Tasks:
(1) From the paper summaries, extract the passage that starts at "Francesco Bianchini’s paper, Evaluating" and ends at "them as intelligent.".
(2) Check each statement against the paper summaries. Answer yes or no, and quote the words that decide it.
(a) Piccolomini takes constructivism to instantiate Lakatos' notion of "research programme".
(b) Acciai and Plebe argue that methods from experimental psychology are of no use for studying Neural Language Models.
(c) Bianchini's paper assesses AI systems apart from user interaction.
(3) Continue the paper summaries from their last sentence.

Provided text:
+++
Antonio Piccolomini d’Aragona’s paper, A note on a Kuhnian-Lakatosian reading of the debate between realism and constructivism in logic, aims to offer a new account of the opposition between constructivism and realism in mathematics. The former is taken by Piccolomini to instantiate Lakatos’ notion of “research programme”, whilst the latter seems to better fit in with Kuhn’s notion of “paradigm”. This helps the author to bring to the fore the main conceptual opposition between these two philosophical orientations, namely, between the rigidity of realism and the flexibility of constructivism. The paper also contains an examination of the issue, central to both the Lakatosian and the Kuhnian approach, whether “revolutions” really take place in mathematics.
In Getting Even with Cognitive Science, Alessandro Acciai and Alessio Plebe probe the epistemological stakes of importing the methods of empirical psychology to study Neural Language Models (NLMs). They argue that borrowing methods from experimental psychology can be useful to carry out the investigation of NLMs’ “minds”, and, as a consequence, also to advance the study of mind, in general.
In Robots and Global Challenges: What We Need to Question for a More Sustainable Robotics, Ilaria Alfieri, Antonio Fleres and Maria Raffa reframe the notion of sustainability in robotics through taking into consideration three fundamental questions concerning the environmental and social dimensions of robots. More specifically, the authors challenge prevailing assumptions about robotic embodiment, assess active inference as a computational framework for more sustainable implementations, and consider ethical concerns through the lens of social robotics for sustainability.
Francesco Bianchini’s paper, Evaluating and measuring intelligence in Neural Language Models: a methodological approach, proposes a new methodological approach to assessing AI systems – especially LLMs – in the context of user interaction. The paper also raises fundamental questions about AI evaluation and the development of new analytical frameworks for AI systems which may focus on their capabilities and on the theoretical and practical grounds for classifying them as intelligent.
+++
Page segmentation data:

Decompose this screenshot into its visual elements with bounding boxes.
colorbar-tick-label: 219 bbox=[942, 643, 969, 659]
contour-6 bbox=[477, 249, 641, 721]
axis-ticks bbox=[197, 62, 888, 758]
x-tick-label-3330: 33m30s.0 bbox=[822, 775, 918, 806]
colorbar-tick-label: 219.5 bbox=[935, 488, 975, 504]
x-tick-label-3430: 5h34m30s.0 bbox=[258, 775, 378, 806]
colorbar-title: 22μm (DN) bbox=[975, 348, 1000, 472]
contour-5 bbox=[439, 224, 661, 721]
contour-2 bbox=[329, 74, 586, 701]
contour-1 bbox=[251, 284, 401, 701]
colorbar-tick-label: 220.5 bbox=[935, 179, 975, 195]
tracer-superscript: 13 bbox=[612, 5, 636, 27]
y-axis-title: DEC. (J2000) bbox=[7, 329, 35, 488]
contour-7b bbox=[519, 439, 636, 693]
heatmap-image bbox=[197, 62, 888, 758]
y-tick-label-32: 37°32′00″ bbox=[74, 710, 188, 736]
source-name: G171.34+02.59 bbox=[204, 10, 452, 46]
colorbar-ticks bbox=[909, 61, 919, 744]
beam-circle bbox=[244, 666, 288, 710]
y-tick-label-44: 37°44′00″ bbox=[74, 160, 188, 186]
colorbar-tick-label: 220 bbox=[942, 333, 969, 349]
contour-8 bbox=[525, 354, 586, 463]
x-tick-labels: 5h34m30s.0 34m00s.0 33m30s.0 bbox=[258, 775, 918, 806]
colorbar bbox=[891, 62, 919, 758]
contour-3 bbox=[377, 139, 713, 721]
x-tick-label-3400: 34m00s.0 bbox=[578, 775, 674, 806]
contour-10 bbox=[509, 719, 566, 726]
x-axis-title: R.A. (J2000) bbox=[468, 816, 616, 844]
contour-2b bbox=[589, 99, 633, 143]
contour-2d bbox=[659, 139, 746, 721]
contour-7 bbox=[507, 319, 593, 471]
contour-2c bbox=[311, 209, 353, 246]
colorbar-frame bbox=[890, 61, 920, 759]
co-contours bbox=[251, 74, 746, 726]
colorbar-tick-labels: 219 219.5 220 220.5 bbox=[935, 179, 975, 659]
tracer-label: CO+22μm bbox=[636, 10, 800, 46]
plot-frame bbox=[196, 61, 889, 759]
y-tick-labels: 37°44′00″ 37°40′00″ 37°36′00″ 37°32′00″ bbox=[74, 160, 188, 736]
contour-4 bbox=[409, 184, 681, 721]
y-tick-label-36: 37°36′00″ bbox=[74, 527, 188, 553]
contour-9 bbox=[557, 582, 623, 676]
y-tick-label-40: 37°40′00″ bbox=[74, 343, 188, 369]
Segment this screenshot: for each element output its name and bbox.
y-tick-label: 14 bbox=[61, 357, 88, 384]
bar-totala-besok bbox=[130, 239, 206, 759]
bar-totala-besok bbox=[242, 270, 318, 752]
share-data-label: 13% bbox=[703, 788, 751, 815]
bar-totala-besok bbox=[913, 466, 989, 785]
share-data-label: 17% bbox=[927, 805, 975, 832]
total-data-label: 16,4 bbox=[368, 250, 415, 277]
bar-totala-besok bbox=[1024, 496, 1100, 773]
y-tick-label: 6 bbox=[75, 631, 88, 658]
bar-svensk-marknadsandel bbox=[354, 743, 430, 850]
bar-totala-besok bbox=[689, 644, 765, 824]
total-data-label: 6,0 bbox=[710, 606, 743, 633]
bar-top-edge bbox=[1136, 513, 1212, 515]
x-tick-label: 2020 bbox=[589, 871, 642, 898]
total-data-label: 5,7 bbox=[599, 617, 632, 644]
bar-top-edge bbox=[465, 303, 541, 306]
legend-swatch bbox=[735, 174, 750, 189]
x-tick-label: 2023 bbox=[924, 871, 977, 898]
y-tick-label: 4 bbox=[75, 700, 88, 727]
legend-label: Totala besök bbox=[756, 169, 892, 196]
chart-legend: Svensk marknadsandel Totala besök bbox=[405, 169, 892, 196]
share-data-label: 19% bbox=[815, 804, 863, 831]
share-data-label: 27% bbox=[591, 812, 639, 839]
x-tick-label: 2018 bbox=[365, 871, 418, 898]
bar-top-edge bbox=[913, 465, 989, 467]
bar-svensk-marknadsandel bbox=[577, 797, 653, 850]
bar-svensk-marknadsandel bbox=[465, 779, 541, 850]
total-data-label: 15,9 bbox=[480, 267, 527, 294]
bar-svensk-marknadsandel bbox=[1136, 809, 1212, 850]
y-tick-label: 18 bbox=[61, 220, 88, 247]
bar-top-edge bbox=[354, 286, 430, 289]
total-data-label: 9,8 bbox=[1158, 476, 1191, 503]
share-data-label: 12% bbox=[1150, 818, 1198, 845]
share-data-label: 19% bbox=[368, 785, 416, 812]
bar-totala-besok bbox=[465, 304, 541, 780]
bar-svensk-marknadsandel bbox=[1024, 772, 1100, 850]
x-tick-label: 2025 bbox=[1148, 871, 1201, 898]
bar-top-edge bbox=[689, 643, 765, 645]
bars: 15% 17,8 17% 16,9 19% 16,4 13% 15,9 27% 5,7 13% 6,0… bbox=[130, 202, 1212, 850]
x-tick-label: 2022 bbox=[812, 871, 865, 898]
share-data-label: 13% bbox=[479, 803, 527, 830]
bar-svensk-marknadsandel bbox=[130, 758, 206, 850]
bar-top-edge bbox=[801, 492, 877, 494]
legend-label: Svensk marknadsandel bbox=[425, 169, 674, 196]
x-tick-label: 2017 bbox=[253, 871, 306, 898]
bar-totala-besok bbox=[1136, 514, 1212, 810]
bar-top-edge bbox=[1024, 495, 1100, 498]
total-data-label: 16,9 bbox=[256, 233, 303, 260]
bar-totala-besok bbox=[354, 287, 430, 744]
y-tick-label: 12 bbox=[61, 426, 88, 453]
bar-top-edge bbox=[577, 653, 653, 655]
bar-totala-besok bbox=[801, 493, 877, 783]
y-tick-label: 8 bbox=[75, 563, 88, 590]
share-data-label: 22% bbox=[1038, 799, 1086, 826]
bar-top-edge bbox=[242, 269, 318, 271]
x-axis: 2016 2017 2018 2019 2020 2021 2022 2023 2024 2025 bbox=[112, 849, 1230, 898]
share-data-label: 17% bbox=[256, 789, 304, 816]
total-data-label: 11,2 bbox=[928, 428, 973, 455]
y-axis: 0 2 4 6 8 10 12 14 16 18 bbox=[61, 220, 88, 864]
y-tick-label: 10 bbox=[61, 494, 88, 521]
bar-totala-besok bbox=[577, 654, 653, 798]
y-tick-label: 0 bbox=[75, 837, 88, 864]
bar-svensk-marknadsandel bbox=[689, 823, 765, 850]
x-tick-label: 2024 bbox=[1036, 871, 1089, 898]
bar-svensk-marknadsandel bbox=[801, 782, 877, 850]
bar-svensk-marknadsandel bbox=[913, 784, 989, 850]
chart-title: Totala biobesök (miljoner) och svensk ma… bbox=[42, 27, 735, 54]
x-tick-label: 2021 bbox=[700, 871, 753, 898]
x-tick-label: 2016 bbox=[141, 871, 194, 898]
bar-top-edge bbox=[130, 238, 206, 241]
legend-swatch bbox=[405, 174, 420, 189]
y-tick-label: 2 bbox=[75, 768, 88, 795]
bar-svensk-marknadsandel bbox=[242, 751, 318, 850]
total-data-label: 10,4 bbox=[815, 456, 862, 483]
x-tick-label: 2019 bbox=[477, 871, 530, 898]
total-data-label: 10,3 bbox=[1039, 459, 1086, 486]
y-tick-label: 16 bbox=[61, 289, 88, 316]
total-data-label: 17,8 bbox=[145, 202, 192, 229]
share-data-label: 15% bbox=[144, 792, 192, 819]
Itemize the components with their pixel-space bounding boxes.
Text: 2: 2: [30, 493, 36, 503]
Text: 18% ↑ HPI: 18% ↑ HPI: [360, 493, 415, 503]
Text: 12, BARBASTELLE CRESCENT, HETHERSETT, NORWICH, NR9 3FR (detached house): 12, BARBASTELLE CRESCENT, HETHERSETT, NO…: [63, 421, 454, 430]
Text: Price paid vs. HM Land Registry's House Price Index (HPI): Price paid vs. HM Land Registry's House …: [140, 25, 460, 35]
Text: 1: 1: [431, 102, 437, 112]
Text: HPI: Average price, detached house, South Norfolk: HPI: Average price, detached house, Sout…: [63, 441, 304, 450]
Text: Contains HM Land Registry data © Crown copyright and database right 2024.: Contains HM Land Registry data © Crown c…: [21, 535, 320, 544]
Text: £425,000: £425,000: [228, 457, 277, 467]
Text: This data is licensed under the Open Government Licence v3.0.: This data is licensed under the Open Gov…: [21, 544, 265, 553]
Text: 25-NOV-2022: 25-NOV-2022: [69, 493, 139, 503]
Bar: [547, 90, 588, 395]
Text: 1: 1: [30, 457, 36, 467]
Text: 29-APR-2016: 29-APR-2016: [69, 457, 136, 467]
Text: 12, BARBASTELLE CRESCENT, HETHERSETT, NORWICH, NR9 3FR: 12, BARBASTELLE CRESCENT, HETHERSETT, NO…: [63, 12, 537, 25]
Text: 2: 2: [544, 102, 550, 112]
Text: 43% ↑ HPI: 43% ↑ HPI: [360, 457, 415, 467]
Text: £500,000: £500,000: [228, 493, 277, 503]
+++
Results of the exercise:
(1)
Francesco Bianchini’s paper, Evaluating and measuring intelligence in Neural Language Models: a methodological approach, proposes a new methodological approach to assessing AI systems – especially LLMs – in the context of user interaction. The paper also raises fundamental questions about AI evaluation and the development of new analytical frameworks for AI systems which may focus on their capabilities and on the theoretical and practical grounds for classifying them as intelligent.

(2)
(a) Yes: "The former is taken by Piccolomini to instantiate Lakatos’ notion of “research programme”"
(b) No: "They argue that borrowing methods from experimental psychology can be useful to carry out the investigation of NLMs’ “minds”"
(c) No: "proposes a new methodological approach to assessing AI systems – especially LLMs – in the context of user interaction"

(3)
Stefano Carlini’s, Umwelt and cities: Explanatory and Pragmatic Usefulness, uses Jakob von Uexküll’s notion of Umwelt to assess the impact of urbanization on cities. The author first presents the “selectionist” and the “constructionist” interpretations of the concept, then proceeds to show that
both integrate into the notion of urban ecology and finally clarifies how this integration is useful to understand urban fauna’s behaviour. Carlini’s proposal also has practical consequences, insofar as it aims to formulate strategies of intervention for the management of urban species.
Giovanni Galli’s article, Scientific Realism and Understanding with Deep Learning Models, examines the value of scientific realism in the context of the use of deep learning models (DLMs) for scientific understanding. The author defends a deployment realism framework: when AI models are reliable and accurate in practice, their success justifies a belief in the reality of the entities and processes they predict. Galli also advocates the role of AlphaFold DLMs as powerful tools for scientific inquiry, and claims that their ability to “understand” may merely be a consequence of their predictive power.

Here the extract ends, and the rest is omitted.